Data listing:
****
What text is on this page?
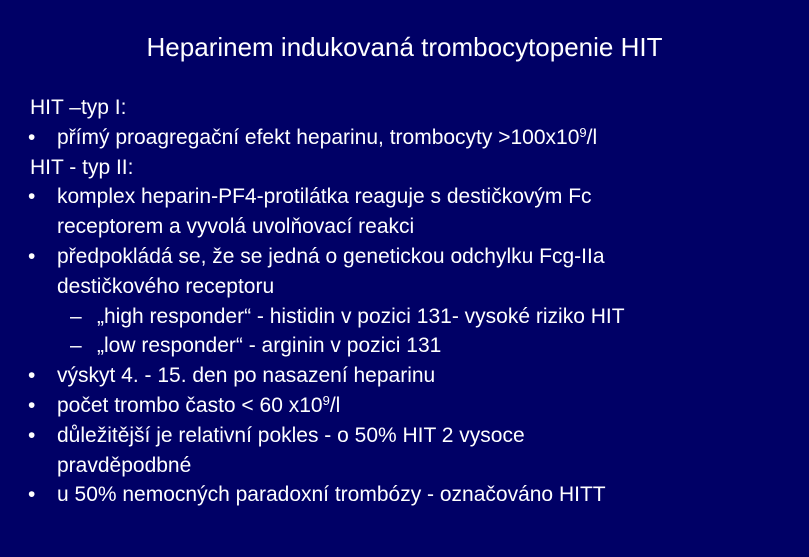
Heparinem indukovaná trombocytopenie HIT
HIT –typ I:
• přímý proagregační efekt heparinu, trombocyty $>100x10^9/l$
HIT - typ II:
• komplex heparin-PF4-protilátka reaguje s destičkovým Fc
receptorem a vyvolá uvolňovací reakci
• předpokládá se, že se jedná o genetickou odchylku Fcg-IIa
destičkového receptoru
– „high responder“ - histidin v pozici 131- vysoké riziko HIT
– „low responder“ - arginin v pozici 131
• výskyt 4. - 15. den po nasazení heparinu
• počet trombo často < 60 $x10^9/l$
• důležitější je relativní pokles - o 50% HIT 2 vysoce
pravděpodbné
• u 50% nemocných paradoxní trombózy - označováno HITT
****
Return all the entries word for word, but omit any pictures they contain.

Solution below:
What text is on this page?
Heparinem indukovaná trombocytopenie HIT
HIT –typ I:
• přímý proagregační efekt heparinu, trombocyty $>100x10^9/l$
HIT - typ II:
• komplex heparin-PF4-protilátka reaguje s destičkovým Fc
receptorem a vyvolá uvolňovací reakci
• předpokládá se, že se jedná o genetickou odchylku Fcg-IIa
destičkového receptoru
– „high responder“ - histidin v pozici 131- vysoké riziko HIT
– „low responder“ - arginin v pozici 131
• výskyt 4. - 15. den po nasazení heparinu
• počet trombo často < 60 $x10^9/l$
• důležitější je relativní pokles - o 50% HIT 2 vysoce
pravděpodbné
• u 50% nemocných paradoxní trombózy - označováno HITT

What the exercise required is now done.